STATED PROBLEM:
Reproduce all entries precisely, down to the last character.

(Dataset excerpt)
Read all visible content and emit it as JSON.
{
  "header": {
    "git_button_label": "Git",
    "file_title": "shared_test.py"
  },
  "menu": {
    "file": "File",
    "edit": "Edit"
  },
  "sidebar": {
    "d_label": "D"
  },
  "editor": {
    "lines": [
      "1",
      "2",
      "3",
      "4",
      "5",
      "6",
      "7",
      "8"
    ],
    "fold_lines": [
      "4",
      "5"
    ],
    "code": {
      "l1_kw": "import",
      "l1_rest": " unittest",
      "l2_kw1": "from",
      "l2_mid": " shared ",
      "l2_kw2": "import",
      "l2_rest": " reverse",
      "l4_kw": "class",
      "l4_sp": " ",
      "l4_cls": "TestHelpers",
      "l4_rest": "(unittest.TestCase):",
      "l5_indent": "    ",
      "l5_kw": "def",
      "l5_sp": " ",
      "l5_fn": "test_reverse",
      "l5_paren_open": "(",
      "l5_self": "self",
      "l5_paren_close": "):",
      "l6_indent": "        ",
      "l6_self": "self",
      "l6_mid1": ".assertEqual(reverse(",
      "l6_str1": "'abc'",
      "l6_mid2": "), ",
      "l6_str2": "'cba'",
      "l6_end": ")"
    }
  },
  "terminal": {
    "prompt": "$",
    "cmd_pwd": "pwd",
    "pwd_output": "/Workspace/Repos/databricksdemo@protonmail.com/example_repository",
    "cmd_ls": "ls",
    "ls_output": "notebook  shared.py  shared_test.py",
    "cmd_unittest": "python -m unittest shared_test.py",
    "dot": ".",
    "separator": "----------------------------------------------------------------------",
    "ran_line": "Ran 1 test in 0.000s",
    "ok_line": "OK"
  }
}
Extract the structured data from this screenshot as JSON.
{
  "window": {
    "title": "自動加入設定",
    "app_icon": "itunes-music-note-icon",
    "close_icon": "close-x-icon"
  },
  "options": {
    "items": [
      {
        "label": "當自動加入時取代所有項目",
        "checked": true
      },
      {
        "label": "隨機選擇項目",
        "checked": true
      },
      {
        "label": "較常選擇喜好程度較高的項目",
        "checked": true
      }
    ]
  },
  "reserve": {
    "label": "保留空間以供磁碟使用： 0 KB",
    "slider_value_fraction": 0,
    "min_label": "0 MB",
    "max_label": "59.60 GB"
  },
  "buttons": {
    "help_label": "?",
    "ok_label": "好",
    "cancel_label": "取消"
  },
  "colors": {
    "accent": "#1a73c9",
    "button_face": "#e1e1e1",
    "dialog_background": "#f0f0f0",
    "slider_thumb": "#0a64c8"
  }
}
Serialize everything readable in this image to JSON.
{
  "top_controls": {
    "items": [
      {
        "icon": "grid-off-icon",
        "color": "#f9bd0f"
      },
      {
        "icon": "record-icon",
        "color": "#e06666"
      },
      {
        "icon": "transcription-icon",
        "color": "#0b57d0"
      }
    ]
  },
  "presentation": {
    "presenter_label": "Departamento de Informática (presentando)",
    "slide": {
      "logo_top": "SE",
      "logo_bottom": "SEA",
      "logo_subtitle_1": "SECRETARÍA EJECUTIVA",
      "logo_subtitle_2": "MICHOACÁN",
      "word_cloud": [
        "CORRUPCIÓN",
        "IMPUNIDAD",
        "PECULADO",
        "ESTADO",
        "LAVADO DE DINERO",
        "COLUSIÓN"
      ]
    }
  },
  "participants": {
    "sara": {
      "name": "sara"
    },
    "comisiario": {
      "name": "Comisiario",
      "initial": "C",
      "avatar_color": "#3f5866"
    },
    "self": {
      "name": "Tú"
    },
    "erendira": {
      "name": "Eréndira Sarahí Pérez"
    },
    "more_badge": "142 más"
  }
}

ANSWER IN FULL:
Read all visible content and emit it as JSON.
{
  "header": {
    "git_button_label": "Git",
    "file_title": "shared_test.py"
  },
  "menu": {
    "file": "File",
    "edit": "Edit"
  },
  "sidebar": {
    "d_label": "D"
  },
  "editor": {
    "lines": [
      "1",
      "2",
      "3",
      "4",
      "5",
      "6",
      "7",
      "8"
    ],
    "fold_lines": [
      "4",
      "5"
    ],
    "code": {
      "l1_kw": "import",
      "l1_rest": " unittest",
      "l2_kw1": "from",
      "l2_mid": " shared ",
      "l2_kw2": "import",
      "l2_rest": " reverse",
      "l4_kw": "class",
      "l4_sp": " ",
      "l4_cls": "TestHelpers",
      "l4_rest": "(unittest.TestCase):",
      "l5_indent": "    ",
      "l5_kw": "def",
      "l5_sp": " ",
      "l5_fn": "test_reverse",
      "l5_paren_open": "(",
      "l5_self": "self",
      "l5_paren_close": "):",
      "l6_indent": "        ",
      "l6_self": "self",
      "l6_mid1": ".assertEqual(reverse(",
      "l6_str1": "'abc'",
      "l6_mid2": "), ",
      "l6_str2": "'cba'",
      "l6_end": ")"
    }
  },
  "terminal": {
    "prompt": "$",
    "cmd_pwd": "pwd",
    "pwd_output": "/Workspace/Repos/databricksdemo@protonmail.com/example_repository",
    "cmd_ls": "ls",
    "ls_output": "notebook  shared.py  shared_test.py",
    "cmd_unittest": "python -m unittest shared_test.py",
    "dot": ".",
    "separator": "----------------------------------------------------------------------",
    "ran_line": "Ran 1 test in 0.000s",
    "ok_line": "OK"
  }
}
Extract the structured data from this screenshot as JSON.
{
  "window": {
    "title": "自動加入設定",
    "app_icon": "itunes-music-note-icon",
    "close_icon": "close-x-icon"
  },
  "options": {
    "items": [
      {
        "label": "當自動加入時取代所有項目",
        "checked": true
      },
      {
        "label": "隨機選擇項目",
        "checked": true
      },
      {
        "label": "較常選擇喜好程度較高的項目",
        "checked": true
      }
    ]
  },
  "reserve": {
    "label": "保留空間以供磁碟使用： 0 KB",
    "slider_value_fraction": 0,
    "min_label": "0 MB",
    "max_label": "59.60 GB"
  },
  "buttons": {
    "help_label": "?",
    "ok_label": "好",
    "cancel_label": "取消"
  },
  "colors": {
    "accent": "#1a73c9",
    "button_face": "#e1e1e1",
    "dialog_background": "#f0f0f0",
    "slider_thumb": "#0a64c8"
  }
}
Serialize everything readable in this image to JSON.
{
  "top_controls": {
    "items": [
      {
        "icon": "grid-off-icon",
        "color": "#f9bd0f"
      },
      {
        "icon": "record-icon",
        "color": "#e06666"
      },
      {
        "icon": "transcription-icon",
        "color": "#0b57d0"
      }
    ]
  },
  "presentation": {
    "presenter_label": "Departamento de Informática (presentando)",
    "slide": {
      "logo_top": "SE",
      "logo_bottom": "SEA",
      "logo_subtitle_1": "SECRETARÍA EJECUTIVA",
      "logo_subtitle_2": "MICHOACÁN",
      "word_cloud": [
        "CORRUPCIÓN",
        "IMPUNIDAD",
        "PECULADO",
        "ESTADO",
        "LAVADO DE DINERO",
        "COLUSIÓN"
      ]
    }
  },
  "participants": {
    "sara": {
      "name": "sara"
    },
    "comisiario": {
      "name": "Comisiario",
      "initial": "C",
      "avatar_color": "#3f5866"
    },
    "self": {
      "name": "Tú"
    },
    "erendira": {
      "name": "Eréndira Sarahí Pérez"
    },
    "more_badge": "142 más"
  }
}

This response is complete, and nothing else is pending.